TRY IT: Output the data below exactly. Leave nothing out.

Element data from apps and pages
————
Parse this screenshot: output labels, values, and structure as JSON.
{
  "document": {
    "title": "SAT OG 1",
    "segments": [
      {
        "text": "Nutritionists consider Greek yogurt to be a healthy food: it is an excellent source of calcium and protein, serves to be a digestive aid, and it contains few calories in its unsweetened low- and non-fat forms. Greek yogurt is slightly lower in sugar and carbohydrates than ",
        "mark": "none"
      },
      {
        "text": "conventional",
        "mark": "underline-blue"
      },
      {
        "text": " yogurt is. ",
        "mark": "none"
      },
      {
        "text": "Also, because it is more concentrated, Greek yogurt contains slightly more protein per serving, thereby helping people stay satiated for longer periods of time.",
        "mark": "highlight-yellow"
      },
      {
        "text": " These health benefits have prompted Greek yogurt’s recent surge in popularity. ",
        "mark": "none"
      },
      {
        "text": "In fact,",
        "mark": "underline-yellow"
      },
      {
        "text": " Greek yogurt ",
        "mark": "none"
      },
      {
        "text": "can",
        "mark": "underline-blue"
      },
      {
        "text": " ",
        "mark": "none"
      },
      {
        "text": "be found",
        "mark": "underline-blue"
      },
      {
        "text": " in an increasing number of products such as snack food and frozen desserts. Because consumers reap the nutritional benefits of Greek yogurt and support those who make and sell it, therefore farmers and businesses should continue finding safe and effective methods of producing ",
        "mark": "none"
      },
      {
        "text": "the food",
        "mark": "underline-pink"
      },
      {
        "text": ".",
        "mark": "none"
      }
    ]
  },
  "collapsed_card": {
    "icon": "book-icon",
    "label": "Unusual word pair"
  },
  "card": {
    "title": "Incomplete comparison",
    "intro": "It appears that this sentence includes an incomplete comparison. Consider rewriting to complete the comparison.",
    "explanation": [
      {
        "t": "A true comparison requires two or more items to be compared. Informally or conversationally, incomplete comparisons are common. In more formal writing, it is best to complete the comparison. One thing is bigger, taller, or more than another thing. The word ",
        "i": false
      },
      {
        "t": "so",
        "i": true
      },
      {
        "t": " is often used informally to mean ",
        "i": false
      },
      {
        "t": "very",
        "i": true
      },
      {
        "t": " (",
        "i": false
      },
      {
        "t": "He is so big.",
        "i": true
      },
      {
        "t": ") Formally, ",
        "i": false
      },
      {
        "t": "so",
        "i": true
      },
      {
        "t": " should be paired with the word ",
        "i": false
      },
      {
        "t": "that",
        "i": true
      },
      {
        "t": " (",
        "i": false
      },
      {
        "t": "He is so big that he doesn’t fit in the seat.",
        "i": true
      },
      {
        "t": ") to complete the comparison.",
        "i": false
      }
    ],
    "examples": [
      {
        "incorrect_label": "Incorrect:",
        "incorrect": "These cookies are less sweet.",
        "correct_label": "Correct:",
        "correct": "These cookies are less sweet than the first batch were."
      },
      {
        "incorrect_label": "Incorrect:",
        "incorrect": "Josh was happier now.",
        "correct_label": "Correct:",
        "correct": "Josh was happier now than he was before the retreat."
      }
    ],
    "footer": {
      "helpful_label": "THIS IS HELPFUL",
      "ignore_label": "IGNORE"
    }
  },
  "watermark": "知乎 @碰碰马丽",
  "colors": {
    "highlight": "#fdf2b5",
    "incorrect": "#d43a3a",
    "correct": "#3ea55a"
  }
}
————
ANSWER SPACE:
Parse this screenshot: output labels, values, and structure as JSON.
{
  "document": {
    "title": "SAT OG 1",
    "segments": [
      {
        "text": "Nutritionists consider Greek yogurt to be a healthy food: it is an excellent source of calcium and protein, serves to be a digestive aid, and it contains few calories in its unsweetened low- and non-fat forms. Greek yogurt is slightly lower in sugar and carbohydrates than ",
        "mark": "none"
      },
      {
        "text": "conventional",
        "mark": "underline-blue"
      },
      {
        "text": " yogurt is. ",
        "mark": "none"
      },
      {
        "text": "Also, because it is more concentrated, Greek yogurt contains slightly more protein per serving, thereby helping people stay satiated for longer periods of time.",
        "mark": "highlight-yellow"
      },
      {
        "text": " These health benefits have prompted Greek yogurt’s recent surge in popularity. ",
        "mark": "none"
      },
      {
        "text": "In fact,",
        "mark": "underline-yellow"
      },
      {
        "text": " Greek yogurt ",
        "mark": "none"
      },
      {
        "text": "can",
        "mark": "underline-blue"
      },
      {
        "text": " ",
        "mark": "none"
      },
      {
        "text": "be found",
        "mark": "underline-blue"
      },
      {
        "text": " in an increasing number of products such as snack food and frozen desserts. Because consumers reap the nutritional benefits of Greek yogurt and support those who make and sell it, therefore farmers and businesses should continue finding safe and effective methods of producing ",
        "mark": "none"
      },
      {
        "text": "the food",
        "mark": "underline-pink"
      },
      {
        "text": ".",
        "mark": "none"
      }
    ]
  },
  "collapsed_card": {
    "icon": "book-icon",
    "label": "Unusual word pair"
  },
  "card": {
    "title": "Incomplete comparison",
    "intro": "It appears that this sentence includes an incomplete comparison. Consider rewriting to complete the comparison.",
    "explanation": [
      {
        "t": "A true comparison requires two or more items to be compared. Informally or conversationally, incomplete comparisons are common. In more formal writing, it is best to complete the comparison. One thing is bigger, taller, or more than another thing. The word ",
        "i": false
      },
      {
        "t": "so",
        "i": true
      },
      {
        "t": " is often used informally to mean ",
        "i": false
      },
      {
        "t": "very",
        "i": true
      },
      {
        "t": " (",
        "i": false
      },
      {
        "t": "He is so big.",
        "i": true
      },
      {
        "t": ") Formally, ",
        "i": false
      },
      {
        "t": "so",
        "i": true
      },
      {
        "t": " should be paired with the word ",
        "i": false
      },
      {
        "t": "that",
        "i": true
      },
      {
        "t": " (",
        "i": false
      },
      {
        "t": "He is so big that he doesn’t fit in the seat.",
        "i": true
      },
      {
        "t": ") to complete the comparison.",
        "i": false
      }
    ],
    "examples": [
      {
        "incorrect_label": "Incorrect:",
        "incorrect": "These cookies are less sweet.",
        "correct_label": "Correct:",
        "correct": "These cookies are less sweet than the first batch were."
      },
      {
        "incorrect_label": "Incorrect:",
        "incorrect": "Josh was happier now.",
        "correct_label": "Correct:",
        "correct": "Josh was happier now than he was before the retreat."
      }
    ],
    "footer": {
      "helpful_label": "THIS IS HELPFUL",
      "ignore_label": "IGNORE"
    }
  },
  "watermark": "知乎 @碰碰马丽",
  "colors": {
    "highlight": "#fdf2b5",
    "incorrect": "#d43a3a",
    "correct": "#3ea55a"
  }
}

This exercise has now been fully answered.